The task: Make an exact copy of the data below, leaving out every picture.

(Figure record listings)
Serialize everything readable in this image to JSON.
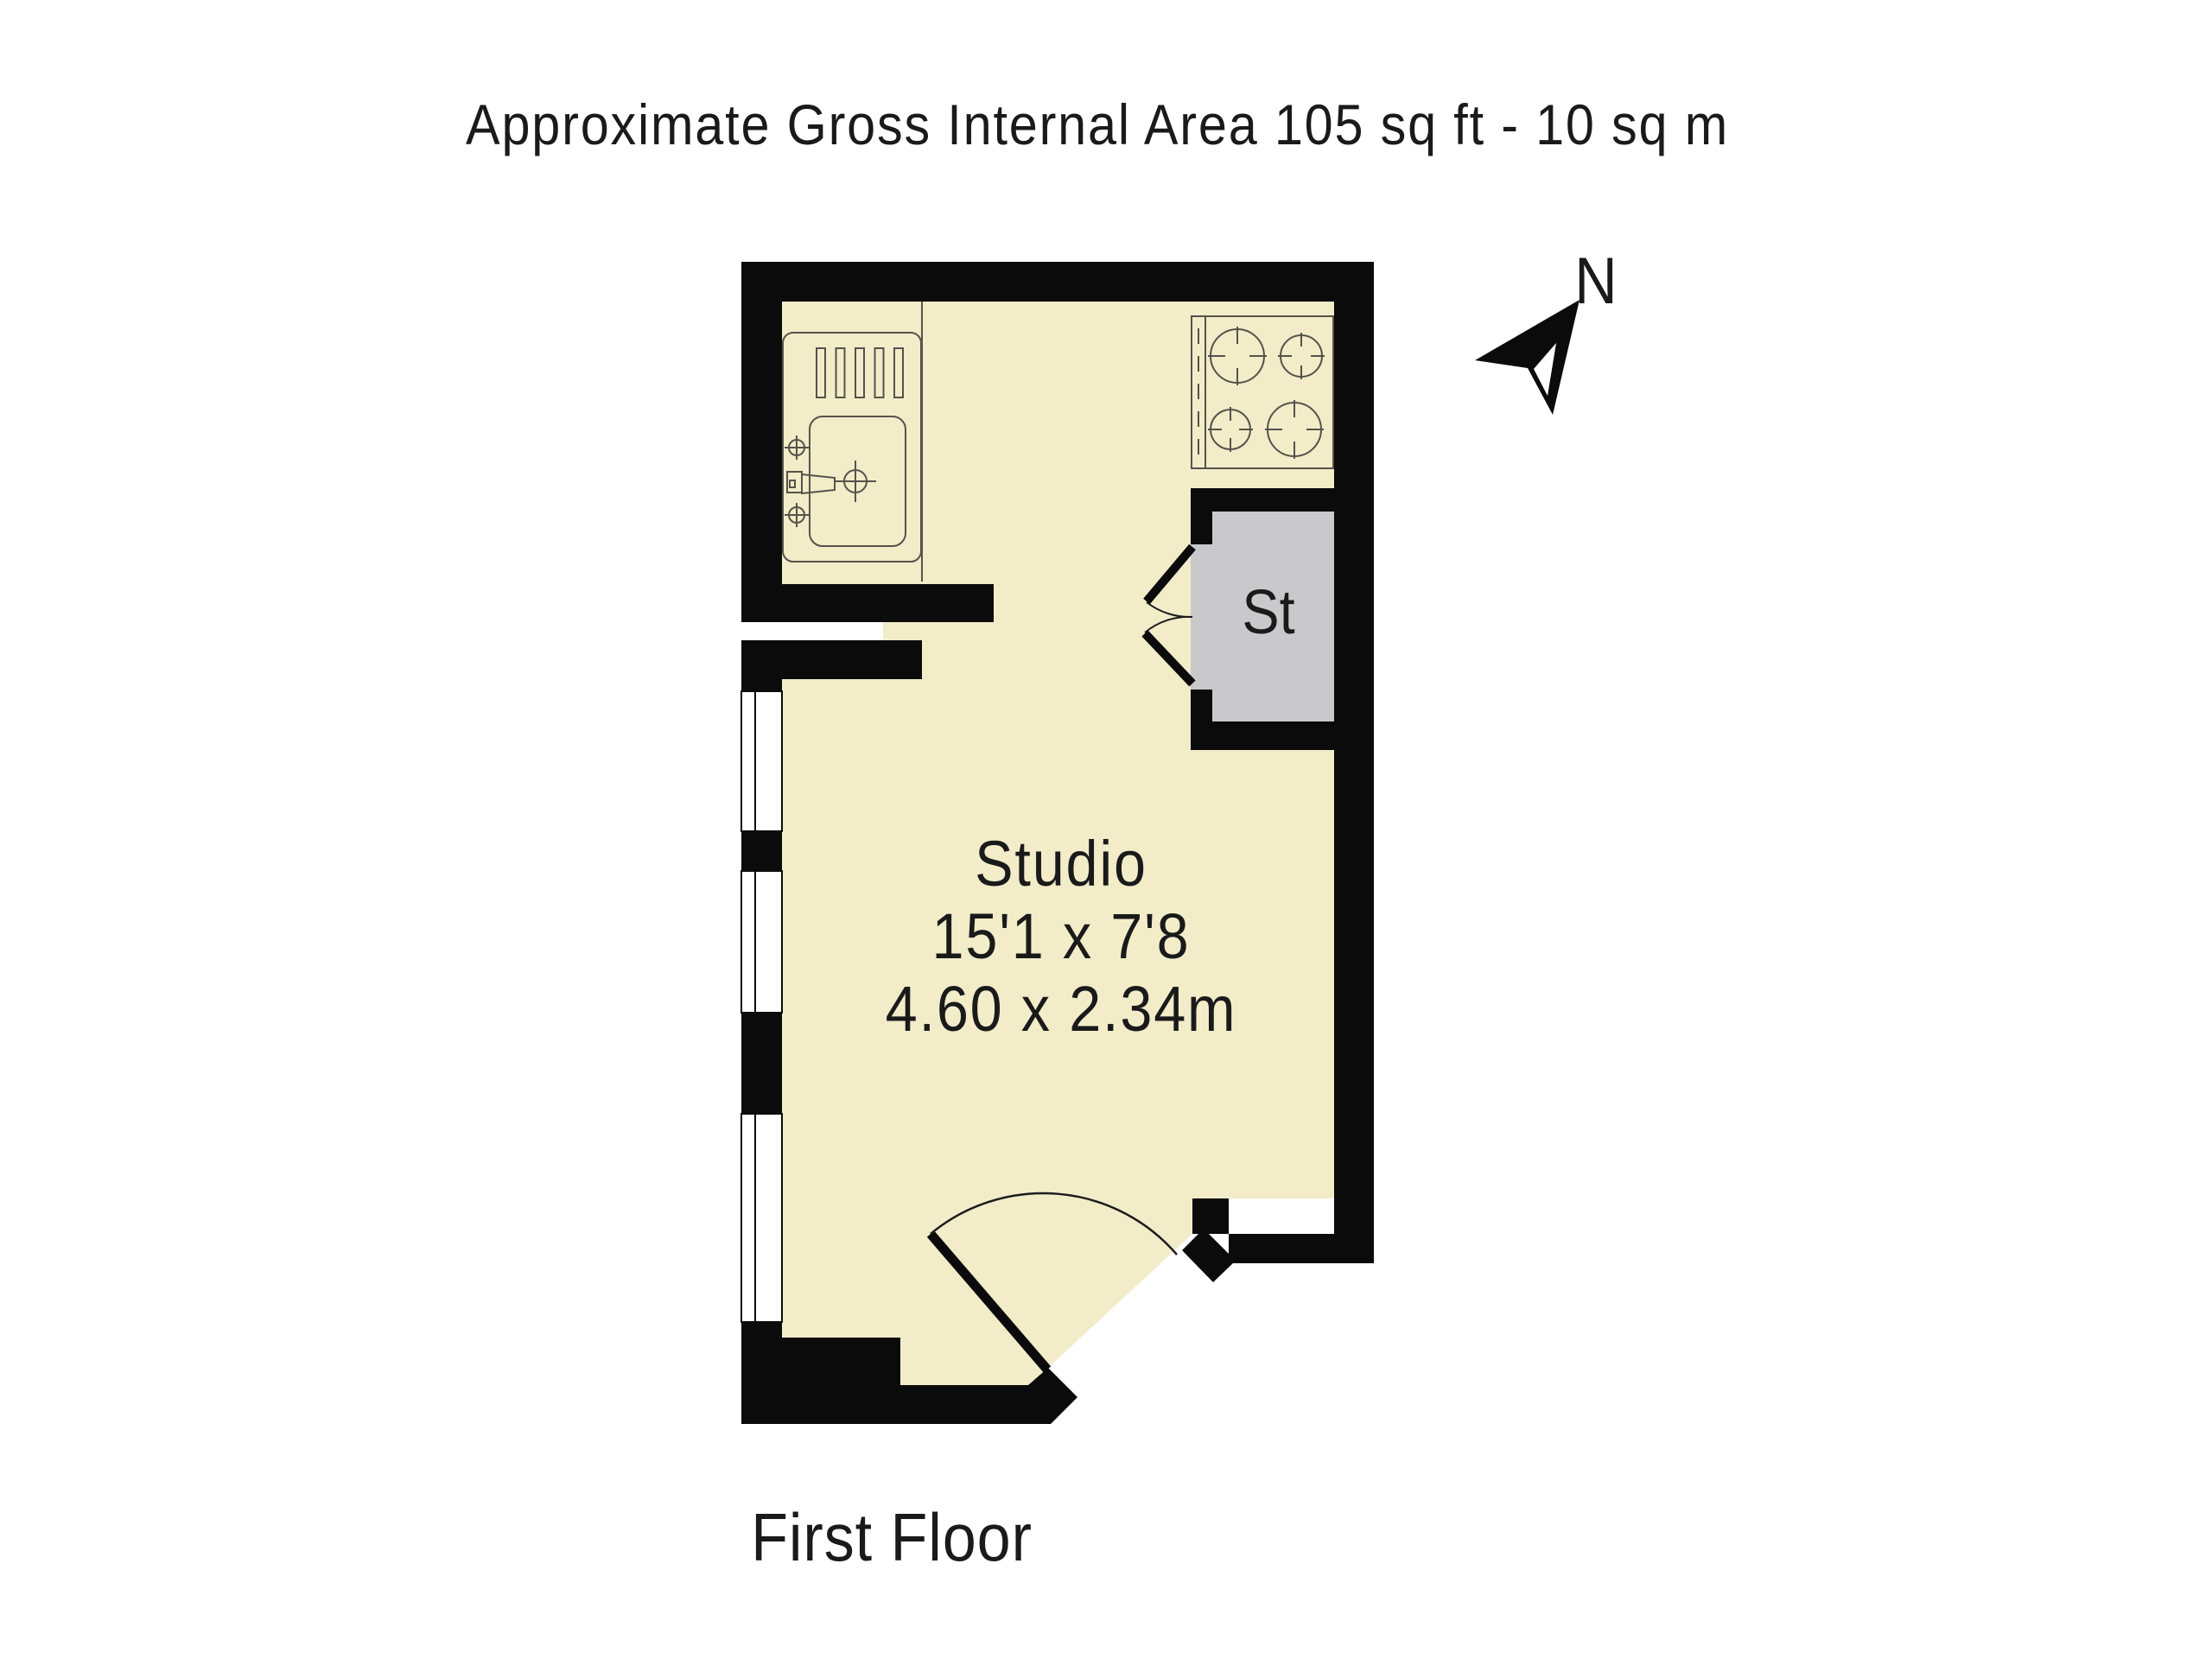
{
  "header": {
    "title": "Approximate Gross Internal Area 105 sq ft - 10 sq m"
  },
  "compass": {
    "north_label": "N"
  },
  "plan": {
    "room": {
      "name": "Studio",
      "dims_imperial": "15'1 x 7'8",
      "dims_metric": "4.60 x 2.34m"
    },
    "storage": {
      "label": "St"
    },
    "fixtures": [
      "kitchen-sink-unit-icon",
      "drainer-icon",
      "taps-icon",
      "hob-4-burners-icon",
      "storage-bifold-doors-icon",
      "entry-door-swing-icon",
      "window-icon",
      "window-icon",
      "window-icon"
    ]
  },
  "footer": {
    "floor_label": "First Floor"
  },
  "colors": {
    "background": "#ffffff",
    "wall": "#0b0b0b",
    "floor": "#f2ecc9",
    "storage": "#c9c9cb",
    "line": "#55534a",
    "text": "#1a1a1a"
  }
}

Result of this exercise:
Serialize everything readable in this image to JSON.
{
  "header": {
    "title": "Approximate Gross Internal Area 105 sq ft - 10 sq m"
  },
  "compass": {
    "north_label": "N"
  },
  "plan": {
    "room": {
      "name": "Studio",
      "dims_imperial": "15'1 x 7'8",
      "dims_metric": "4.60 x 2.34m"
    },
    "storage": {
      "label": "St"
    },
    "fixtures": [
      "kitchen-sink-unit-icon",
      "drainer-icon",
      "taps-icon",
      "hob-4-burners-icon",
      "storage-bifold-doors-icon",
      "entry-door-swing-icon",
      "window-icon",
      "window-icon",
      "window-icon"
    ]
  },
  "footer": {
    "floor_label": "First Floor"
  },
  "colors": {
    "background": "#ffffff",
    "wall": "#0b0b0b",
    "floor": "#f2ecc9",
    "storage": "#c9c9cb",
    "line": "#55534a",
    "text": "#1a1a1a"
  }
}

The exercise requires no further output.